** BEGIN SOURCE MATERIAL **
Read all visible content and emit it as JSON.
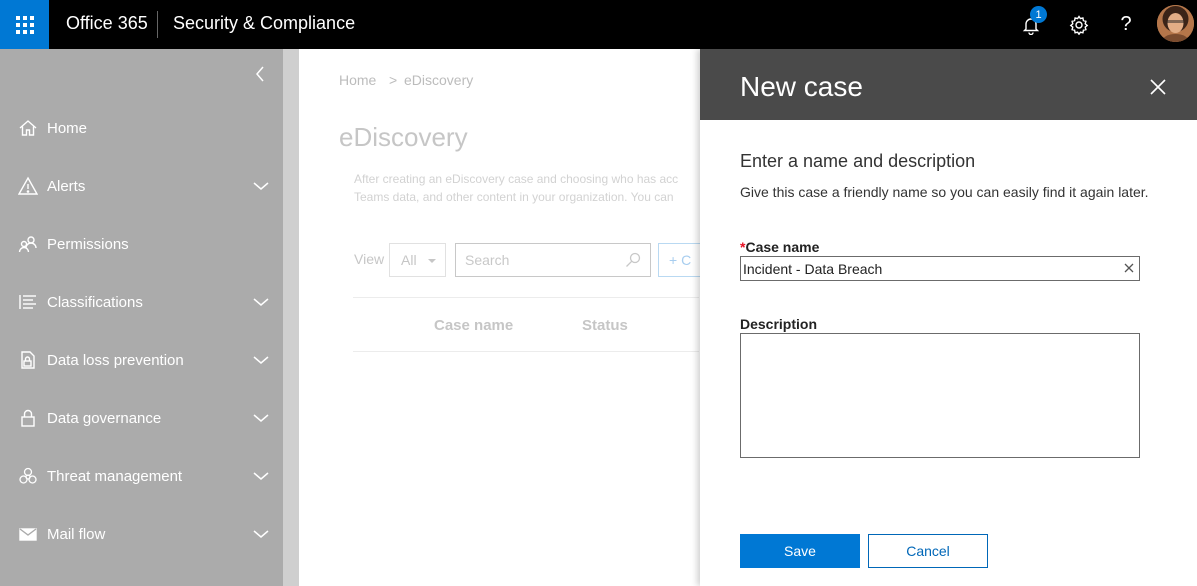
{
  "topbar": {
    "brand": "Office 365",
    "app_name": "Security & Compliance",
    "notification_count": "1",
    "help_glyph": "?",
    "icons": [
      "app-launcher-icon",
      "bell-icon",
      "gear-icon",
      "help-icon",
      "avatar"
    ]
  },
  "sidebar": {
    "items": [
      {
        "label": "Home",
        "icon": "home-icon",
        "expandable": false
      },
      {
        "label": "Alerts",
        "icon": "alert-icon",
        "expandable": true
      },
      {
        "label": "Permissions",
        "icon": "people-icon",
        "expandable": false
      },
      {
        "label": "Classifications",
        "icon": "list-icon",
        "expandable": true
      },
      {
        "label": "Data loss prevention",
        "icon": "dlp-icon",
        "expandable": true
      },
      {
        "label": "Data governance",
        "icon": "lock-icon",
        "expandable": true
      },
      {
        "label": "Threat management",
        "icon": "biohazard-icon",
        "expandable": true
      },
      {
        "label": "Mail flow",
        "icon": "mail-icon",
        "expandable": true
      }
    ]
  },
  "main": {
    "breadcrumb": {
      "home": "Home",
      "separator": ">",
      "current": "eDiscovery"
    },
    "title": "eDiscovery",
    "intro_line1": "After creating an eDiscovery case and choosing who has acc",
    "intro_line2": "Teams data, and other content in your organization. You can",
    "view_label": "View",
    "view_value": "All",
    "search_placeholder": "Search",
    "create_label": "+ C",
    "columns": [
      "Case name",
      "Status"
    ]
  },
  "panel": {
    "title": "New case",
    "section_title": "Enter a name and description",
    "section_desc": "Give this case a friendly name so you can easily find it again later.",
    "case_name_required_mark": "*",
    "case_name_label": "Case name",
    "case_name_value": "Incident - Data Breach",
    "description_label": "Description",
    "description_value": "",
    "save_label": "Save",
    "cancel_label": "Cancel"
  },
  "colors": {
    "accent": "#0078d4",
    "topbar": "#000000",
    "sidebar": "#ababab",
    "panel_header": "#4a4a4a",
    "required": "#e81123"
  }
}
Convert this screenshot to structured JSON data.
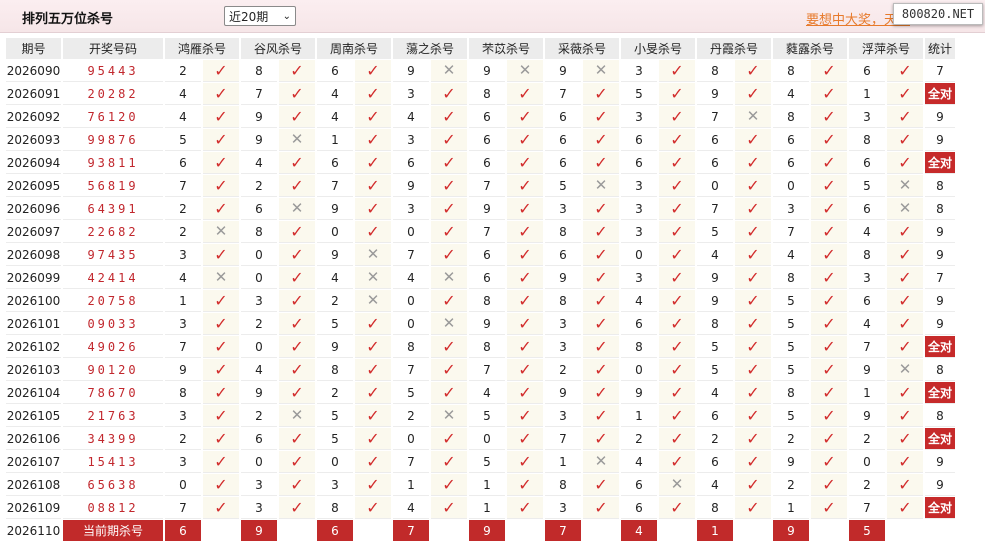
{
  "header": {
    "title": "排列五万位杀号",
    "period_selected": "近20期",
    "promo_text": "要想中大奖，天天",
    "watermark": "800820.NET"
  },
  "columns": {
    "issue": "期号",
    "code": "开奖号码",
    "experts": [
      "鸿雁杀号",
      "谷风杀号",
      "周南杀号",
      "蕩之杀号",
      "芣苡杀号",
      "采薇杀号",
      "小旻杀号",
      "丹霞杀号",
      "蕤露杀号",
      "浮萍杀号"
    ],
    "stat": "统计"
  },
  "rows": [
    {
      "issue": "2026090",
      "code": "95443",
      "kills": [
        2,
        8,
        6,
        9,
        9,
        9,
        3,
        8,
        8,
        6
      ],
      "hits": [
        1,
        1,
        1,
        0,
        0,
        0,
        1,
        1,
        1,
        1
      ],
      "stat": "7",
      "all": false
    },
    {
      "issue": "2026091",
      "code": "20282",
      "kills": [
        4,
        7,
        4,
        3,
        8,
        7,
        5,
        9,
        4,
        1
      ],
      "hits": [
        1,
        1,
        1,
        1,
        1,
        1,
        1,
        1,
        1,
        1
      ],
      "stat": "全对",
      "all": true
    },
    {
      "issue": "2026092",
      "code": "76120",
      "kills": [
        4,
        9,
        4,
        4,
        6,
        6,
        3,
        7,
        8,
        3
      ],
      "hits": [
        1,
        1,
        1,
        1,
        1,
        1,
        1,
        0,
        1,
        1
      ],
      "stat": "9",
      "all": false
    },
    {
      "issue": "2026093",
      "code": "99876",
      "kills": [
        5,
        9,
        1,
        3,
        6,
        6,
        6,
        6,
        6,
        8
      ],
      "hits": [
        1,
        0,
        1,
        1,
        1,
        1,
        1,
        1,
        1,
        1
      ],
      "stat": "9",
      "all": false
    },
    {
      "issue": "2026094",
      "code": "93811",
      "kills": [
        6,
        4,
        6,
        6,
        6,
        6,
        6,
        6,
        6,
        6
      ],
      "hits": [
        1,
        1,
        1,
        1,
        1,
        1,
        1,
        1,
        1,
        1
      ],
      "stat": "全对",
      "all": true
    },
    {
      "issue": "2026095",
      "code": "56819",
      "kills": [
        7,
        2,
        7,
        9,
        7,
        5,
        3,
        0,
        0,
        5
      ],
      "hits": [
        1,
        1,
        1,
        1,
        1,
        0,
        1,
        1,
        1,
        0
      ],
      "stat": "8",
      "all": false
    },
    {
      "issue": "2026096",
      "code": "64391",
      "kills": [
        2,
        6,
        9,
        3,
        9,
        3,
        3,
        7,
        3,
        6
      ],
      "hits": [
        1,
        0,
        1,
        1,
        1,
        1,
        1,
        1,
        1,
        0
      ],
      "stat": "8",
      "all": false
    },
    {
      "issue": "2026097",
      "code": "22682",
      "kills": [
        2,
        8,
        0,
        0,
        7,
        8,
        3,
        5,
        7,
        4
      ],
      "hits": [
        0,
        1,
        1,
        1,
        1,
        1,
        1,
        1,
        1,
        1
      ],
      "stat": "9",
      "all": false
    },
    {
      "issue": "2026098",
      "code": "97435",
      "kills": [
        3,
        0,
        9,
        7,
        6,
        6,
        0,
        4,
        4,
        8
      ],
      "hits": [
        1,
        1,
        0,
        1,
        1,
        1,
        1,
        1,
        1,
        1
      ],
      "stat": "9",
      "all": false
    },
    {
      "issue": "2026099",
      "code": "42414",
      "kills": [
        4,
        0,
        4,
        4,
        6,
        9,
        3,
        9,
        8,
        3
      ],
      "hits": [
        0,
        1,
        0,
        0,
        1,
        1,
        1,
        1,
        1,
        1
      ],
      "stat": "7",
      "all": false
    },
    {
      "issue": "2026100",
      "code": "20758",
      "kills": [
        1,
        3,
        2,
        0,
        8,
        8,
        4,
        9,
        5,
        6
      ],
      "hits": [
        1,
        1,
        0,
        1,
        1,
        1,
        1,
        1,
        1,
        1
      ],
      "stat": "9",
      "all": false
    },
    {
      "issue": "2026101",
      "code": "09033",
      "kills": [
        3,
        2,
        5,
        0,
        9,
        3,
        6,
        8,
        5,
        4
      ],
      "hits": [
        1,
        1,
        1,
        0,
        1,
        1,
        1,
        1,
        1,
        1
      ],
      "stat": "9",
      "all": false
    },
    {
      "issue": "2026102",
      "code": "49026",
      "kills": [
        7,
        0,
        9,
        8,
        8,
        3,
        8,
        5,
        5,
        7
      ],
      "hits": [
        1,
        1,
        1,
        1,
        1,
        1,
        1,
        1,
        1,
        1
      ],
      "stat": "全对",
      "all": true
    },
    {
      "issue": "2026103",
      "code": "90120",
      "kills": [
        9,
        4,
        8,
        7,
        7,
        2,
        0,
        5,
        5,
        9
      ],
      "hits": [
        1,
        1,
        1,
        1,
        1,
        1,
        1,
        1,
        1,
        0
      ],
      "stat": "8",
      "all": false
    },
    {
      "issue": "2026104",
      "code": "78670",
      "kills": [
        8,
        9,
        2,
        5,
        4,
        9,
        9,
        4,
        8,
        1
      ],
      "hits": [
        1,
        1,
        1,
        1,
        1,
        1,
        1,
        1,
        1,
        1
      ],
      "stat": "全对",
      "all": true
    },
    {
      "issue": "2026105",
      "code": "21763",
      "kills": [
        3,
        2,
        5,
        2,
        5,
        3,
        1,
        6,
        5,
        9
      ],
      "hits": [
        1,
        0,
        1,
        0,
        1,
        1,
        1,
        1,
        1,
        1
      ],
      "stat": "8",
      "all": false
    },
    {
      "issue": "2026106",
      "code": "34399",
      "kills": [
        2,
        6,
        5,
        0,
        0,
        7,
        2,
        2,
        2,
        2
      ],
      "hits": [
        1,
        1,
        1,
        1,
        1,
        1,
        1,
        1,
        1,
        1
      ],
      "stat": "全对",
      "all": true
    },
    {
      "issue": "2026107",
      "code": "15413",
      "kills": [
        3,
        0,
        0,
        7,
        5,
        1,
        4,
        6,
        9,
        0
      ],
      "hits": [
        1,
        1,
        1,
        1,
        1,
        0,
        1,
        1,
        1,
        1
      ],
      "stat": "9",
      "all": false
    },
    {
      "issue": "2026108",
      "code": "65638",
      "kills": [
        0,
        3,
        3,
        1,
        1,
        8,
        6,
        4,
        2,
        2
      ],
      "hits": [
        1,
        1,
        1,
        1,
        1,
        1,
        0,
        1,
        1,
        1
      ],
      "stat": "9",
      "all": false
    },
    {
      "issue": "2026109",
      "code": "08812",
      "kills": [
        7,
        3,
        8,
        4,
        1,
        3,
        6,
        8,
        1,
        7
      ],
      "hits": [
        1,
        1,
        1,
        1,
        1,
        1,
        1,
        1,
        1,
        1
      ],
      "stat": "全对",
      "all": true
    }
  ],
  "current": {
    "issue": "2026110",
    "label": "当前期杀号",
    "kills": [
      6,
      9,
      6,
      7,
      9,
      7,
      4,
      1,
      9,
      5
    ]
  }
}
** END SOURCE MATERIAL **
TASK REQUIREMENTS ▸ Identify how many lines in the entries above include the string "this", then state that number alone.

TASK RESPONSE ▸ 2